***** Data rows *****

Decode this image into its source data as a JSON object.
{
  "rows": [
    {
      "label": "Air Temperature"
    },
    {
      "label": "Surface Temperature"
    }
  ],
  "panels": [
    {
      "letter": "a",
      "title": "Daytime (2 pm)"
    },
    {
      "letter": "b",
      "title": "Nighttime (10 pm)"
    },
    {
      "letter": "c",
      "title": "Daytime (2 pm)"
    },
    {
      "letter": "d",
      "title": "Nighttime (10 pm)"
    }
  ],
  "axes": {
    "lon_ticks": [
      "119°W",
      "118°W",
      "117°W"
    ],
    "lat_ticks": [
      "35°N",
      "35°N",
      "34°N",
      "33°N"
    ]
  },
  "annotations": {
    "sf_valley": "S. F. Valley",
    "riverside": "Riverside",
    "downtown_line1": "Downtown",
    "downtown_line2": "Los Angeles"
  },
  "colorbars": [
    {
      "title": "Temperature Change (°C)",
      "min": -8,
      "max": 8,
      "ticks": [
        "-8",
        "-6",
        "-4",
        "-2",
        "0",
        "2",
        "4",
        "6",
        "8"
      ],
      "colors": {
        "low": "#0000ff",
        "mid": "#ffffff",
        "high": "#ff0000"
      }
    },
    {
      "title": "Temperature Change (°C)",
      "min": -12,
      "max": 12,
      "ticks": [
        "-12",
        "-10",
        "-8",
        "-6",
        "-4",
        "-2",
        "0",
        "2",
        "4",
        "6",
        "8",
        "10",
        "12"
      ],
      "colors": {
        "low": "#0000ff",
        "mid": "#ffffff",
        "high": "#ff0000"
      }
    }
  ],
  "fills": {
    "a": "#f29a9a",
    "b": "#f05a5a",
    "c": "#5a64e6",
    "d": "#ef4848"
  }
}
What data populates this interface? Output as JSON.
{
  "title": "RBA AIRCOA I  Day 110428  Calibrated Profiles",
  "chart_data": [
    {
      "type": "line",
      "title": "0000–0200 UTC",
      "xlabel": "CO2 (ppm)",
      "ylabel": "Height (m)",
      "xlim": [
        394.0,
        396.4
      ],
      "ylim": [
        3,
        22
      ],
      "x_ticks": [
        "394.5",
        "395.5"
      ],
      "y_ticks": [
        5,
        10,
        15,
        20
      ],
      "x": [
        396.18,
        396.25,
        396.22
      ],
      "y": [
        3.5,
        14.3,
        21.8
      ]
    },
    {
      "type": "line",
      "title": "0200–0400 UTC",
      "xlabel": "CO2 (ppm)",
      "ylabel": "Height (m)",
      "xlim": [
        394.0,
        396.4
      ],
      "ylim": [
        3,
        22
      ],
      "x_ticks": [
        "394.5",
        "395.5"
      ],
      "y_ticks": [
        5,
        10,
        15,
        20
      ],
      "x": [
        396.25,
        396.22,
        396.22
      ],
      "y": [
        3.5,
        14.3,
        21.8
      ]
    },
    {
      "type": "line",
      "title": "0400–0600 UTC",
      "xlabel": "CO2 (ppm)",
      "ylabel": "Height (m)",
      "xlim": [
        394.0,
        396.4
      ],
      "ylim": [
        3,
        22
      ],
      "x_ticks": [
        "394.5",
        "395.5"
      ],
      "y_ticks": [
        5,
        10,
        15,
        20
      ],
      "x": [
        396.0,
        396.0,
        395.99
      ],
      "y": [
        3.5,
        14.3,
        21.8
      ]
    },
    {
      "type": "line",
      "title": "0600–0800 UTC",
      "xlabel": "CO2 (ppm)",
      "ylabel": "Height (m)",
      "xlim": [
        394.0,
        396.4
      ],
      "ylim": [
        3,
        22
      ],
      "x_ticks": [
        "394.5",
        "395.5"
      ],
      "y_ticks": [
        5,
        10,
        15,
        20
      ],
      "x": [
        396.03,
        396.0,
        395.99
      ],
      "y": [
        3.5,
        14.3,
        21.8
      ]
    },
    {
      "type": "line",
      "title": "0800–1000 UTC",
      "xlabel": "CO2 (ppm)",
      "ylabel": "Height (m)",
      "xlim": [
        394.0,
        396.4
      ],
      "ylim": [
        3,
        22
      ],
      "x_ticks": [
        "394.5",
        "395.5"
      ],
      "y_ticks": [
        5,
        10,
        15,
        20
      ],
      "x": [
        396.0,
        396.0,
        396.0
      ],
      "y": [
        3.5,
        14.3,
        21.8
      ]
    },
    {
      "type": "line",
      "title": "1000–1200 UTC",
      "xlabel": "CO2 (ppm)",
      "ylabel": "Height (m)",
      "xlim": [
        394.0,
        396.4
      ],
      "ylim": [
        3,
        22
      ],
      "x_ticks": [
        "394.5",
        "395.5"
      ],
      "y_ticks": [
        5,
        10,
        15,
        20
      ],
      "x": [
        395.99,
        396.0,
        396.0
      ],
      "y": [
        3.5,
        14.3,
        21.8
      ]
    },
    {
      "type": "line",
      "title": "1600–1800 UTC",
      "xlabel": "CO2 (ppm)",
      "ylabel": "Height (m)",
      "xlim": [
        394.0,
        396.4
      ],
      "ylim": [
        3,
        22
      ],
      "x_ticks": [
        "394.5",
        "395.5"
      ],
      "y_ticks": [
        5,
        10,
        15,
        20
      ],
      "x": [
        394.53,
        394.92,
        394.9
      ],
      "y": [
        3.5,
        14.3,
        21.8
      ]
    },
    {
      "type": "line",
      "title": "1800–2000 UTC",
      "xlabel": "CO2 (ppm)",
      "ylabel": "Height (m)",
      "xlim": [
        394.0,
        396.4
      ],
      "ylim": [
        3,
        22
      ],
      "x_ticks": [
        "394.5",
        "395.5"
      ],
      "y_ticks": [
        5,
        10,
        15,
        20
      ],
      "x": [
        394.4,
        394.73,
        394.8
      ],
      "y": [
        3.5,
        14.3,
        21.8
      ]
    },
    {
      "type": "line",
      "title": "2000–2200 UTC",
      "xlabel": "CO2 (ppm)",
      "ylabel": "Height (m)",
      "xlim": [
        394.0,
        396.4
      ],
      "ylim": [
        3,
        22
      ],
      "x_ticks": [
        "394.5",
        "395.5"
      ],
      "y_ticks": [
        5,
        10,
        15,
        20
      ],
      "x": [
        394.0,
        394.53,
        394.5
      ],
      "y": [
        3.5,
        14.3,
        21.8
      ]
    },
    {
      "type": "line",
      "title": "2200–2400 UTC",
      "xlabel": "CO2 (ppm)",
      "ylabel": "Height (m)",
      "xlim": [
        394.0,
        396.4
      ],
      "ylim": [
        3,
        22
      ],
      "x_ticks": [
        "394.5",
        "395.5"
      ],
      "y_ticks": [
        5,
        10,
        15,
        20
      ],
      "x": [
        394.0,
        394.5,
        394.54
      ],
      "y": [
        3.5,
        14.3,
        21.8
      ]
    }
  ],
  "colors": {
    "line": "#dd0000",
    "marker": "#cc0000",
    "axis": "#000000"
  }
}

*****

Set problem: Take the entries above and copy them out exactly.

Result of the exercise:
Decode this image into its source data as a JSON object.
{
  "rows": [
    {
      "label": "Air Temperature"
    },
    {
      "label": "Surface Temperature"
    }
  ],
  "panels": [
    {
      "letter": "a",
      "title": "Daytime (2 pm)"
    },
    {
      "letter": "b",
      "title": "Nighttime (10 pm)"
    },
    {
      "letter": "c",
      "title": "Daytime (2 pm)"
    },
    {
      "letter": "d",
      "title": "Nighttime (10 pm)"
    }
  ],
  "axes": {
    "lon_ticks": [
      "119°W",
      "118°W",
      "117°W"
    ],
    "lat_ticks": [
      "35°N",
      "35°N",
      "34°N",
      "33°N"
    ]
  },
  "annotations": {
    "sf_valley": "S. F. Valley",
    "riverside": "Riverside",
    "downtown_line1": "Downtown",
    "downtown_line2": "Los Angeles"
  },
  "colorbars": [
    {
      "title": "Temperature Change (°C)",
      "min": -8,
      "max": 8,
      "ticks": [
        "-8",
        "-6",
        "-4",
        "-2",
        "0",
        "2",
        "4",
        "6",
        "8"
      ],
      "colors": {
        "low": "#0000ff",
        "mid": "#ffffff",
        "high": "#ff0000"
      }
    },
    {
      "title": "Temperature Change (°C)",
      "min": -12,
      "max": 12,
      "ticks": [
        "-12",
        "-10",
        "-8",
        "-6",
        "-4",
        "-2",
        "0",
        "2",
        "4",
        "6",
        "8",
        "10",
        "12"
      ],
      "colors": {
        "low": "#0000ff",
        "mid": "#ffffff",
        "high": "#ff0000"
      }
    }
  ],
  "fills": {
    "a": "#f29a9a",
    "b": "#f05a5a",
    "c": "#5a64e6",
    "d": "#ef4848"
  }
}
What data populates this interface? Output as JSON.
{
  "title": "RBA AIRCOA I  Day 110428  Calibrated Profiles",
  "chart_data": [
    {
      "type": "line",
      "title": "0000–0200 UTC",
      "xlabel": "CO2 (ppm)",
      "ylabel": "Height (m)",
      "xlim": [
        394.0,
        396.4
      ],
      "ylim": [
        3,
        22
      ],
      "x_ticks": [
        "394.5",
        "395.5"
      ],
      "y_ticks": [
        5,
        10,
        15,
        20
      ],
      "x": [
        396.18,
        396.25,
        396.22
      ],
      "y": [
        3.5,
        14.3,
        21.8
      ]
    },
    {
      "type": "line",
      "title": "0200–0400 UTC",
      "xlabel": "CO2 (ppm)",
      "ylabel": "Height (m)",
      "xlim": [
        394.0,
        396.4
      ],
      "ylim": [
        3,
        22
      ],
      "x_ticks": [
        "394.5",
        "395.5"
      ],
      "y_ticks": [
        5,
        10,
        15,
        20
      ],
      "x": [
        396.25,
        396.22,
        396.22
      ],
      "y": [
        3.5,
        14.3,
        21.8
      ]
    },
    {
      "type": "line",
      "title": "0400–0600 UTC",
      "xlabel": "CO2 (ppm)",
      "ylabel": "Height (m)",
      "xlim": [
        394.0,
        396.4
      ],
      "ylim": [
        3,
        22
      ],
      "x_ticks": [
        "394.5",
        "395.5"
      ],
      "y_ticks": [
        5,
        10,
        15,
        20
      ],
      "x": [
        396.0,
        396.0,
        395.99
      ],
      "y": [
        3.5,
        14.3,
        21.8
      ]
    },
    {
      "type": "line",
      "title": "0600–0800 UTC",
      "xlabel": "CO2 (ppm)",
      "ylabel": "Height (m)",
      "xlim": [
        394.0,
        396.4
      ],
      "ylim": [
        3,
        22
      ],
      "x_ticks": [
        "394.5",
        "395.5"
      ],
      "y_ticks": [
        5,
        10,
        15,
        20
      ],
      "x": [
        396.03,
        396.0,
        395.99
      ],
      "y": [
        3.5,
        14.3,
        21.8
      ]
    },
    {
      "type": "line",
      "title": "0800–1000 UTC",
      "xlabel": "CO2 (ppm)",
      "ylabel": "Height (m)",
      "xlim": [
        394.0,
        396.4
      ],
      "ylim": [
        3,
        22
      ],
      "x_ticks": [
        "394.5",
        "395.5"
      ],
      "y_ticks": [
        5,
        10,
        15,
        20
      ],
      "x": [
        396.0,
        396.0,
        396.0
      ],
      "y": [
        3.5,
        14.3,
        21.8
      ]
    },
    {
      "type": "line",
      "title": "1000–1200 UTC",
      "xlabel": "CO2 (ppm)",
      "ylabel": "Height (m)",
      "xlim": [
        394.0,
        396.4
      ],
      "ylim": [
        3,
        22
      ],
      "x_ticks": [
        "394.5",
        "395.5"
      ],
      "y_ticks": [
        5,
        10,
        15,
        20
      ],
      "x": [
        395.99,
        396.0,
        396.0
      ],
      "y": [
        3.5,
        14.3,
        21.8
      ]
    },
    {
      "type": "line",
      "title": "1600–1800 UTC",
      "xlabel": "CO2 (ppm)",
      "ylabel": "Height (m)",
      "xlim": [
        394.0,
        396.4
      ],
      "ylim": [
        3,
        22
      ],
      "x_ticks": [
        "394.5",
        "395.5"
      ],
      "y_ticks": [
        5,
        10,
        15,
        20
      ],
      "x": [
        394.53,
        394.92,
        394.9
      ],
      "y": [
        3.5,
        14.3,
        21.8
      ]
    },
    {
      "type": "line",
      "title": "1800–2000 UTC",
      "xlabel": "CO2 (ppm)",
      "ylabel": "Height (m)",
      "xlim": [
        394.0,
        396.4
      ],
      "ylim": [
        3,
        22
      ],
      "x_ticks": [
        "394.5",
        "395.5"
      ],
      "y_ticks": [
        5,
        10,
        15,
        20
      ],
      "x": [
        394.4,
        394.73,
        394.8
      ],
      "y": [
        3.5,
        14.3,
        21.8
      ]
    },
    {
      "type": "line",
      "title": "2000–2200 UTC",
      "xlabel": "CO2 (ppm)",
      "ylabel": "Height (m)",
      "xlim": [
        394.0,
        396.4
      ],
      "ylim": [
        3,
        22
      ],
      "x_ticks": [
        "394.5",
        "395.5"
      ],
      "y_ticks": [
        5,
        10,
        15,
        20
      ],
      "x": [
        394.0,
        394.53,
        394.5
      ],
      "y": [
        3.5,
        14.3,
        21.8
      ]
    },
    {
      "type": "line",
      "title": "2200–2400 UTC",
      "xlabel": "CO2 (ppm)",
      "ylabel": "Height (m)",
      "xlim": [
        394.0,
        396.4
      ],
      "ylim": [
        3,
        22
      ],
      "x_ticks": [
        "394.5",
        "395.5"
      ],
      "y_ticks": [
        5,
        10,
        15,
        20
      ],
      "x": [
        394.0,
        394.5,
        394.54
      ],
      "y": [
        3.5,
        14.3,
        21.8
      ]
    }
  ],
  "colors": {
    "line": "#dd0000",
    "marker": "#cc0000",
    "axis": "#000000"
  }
}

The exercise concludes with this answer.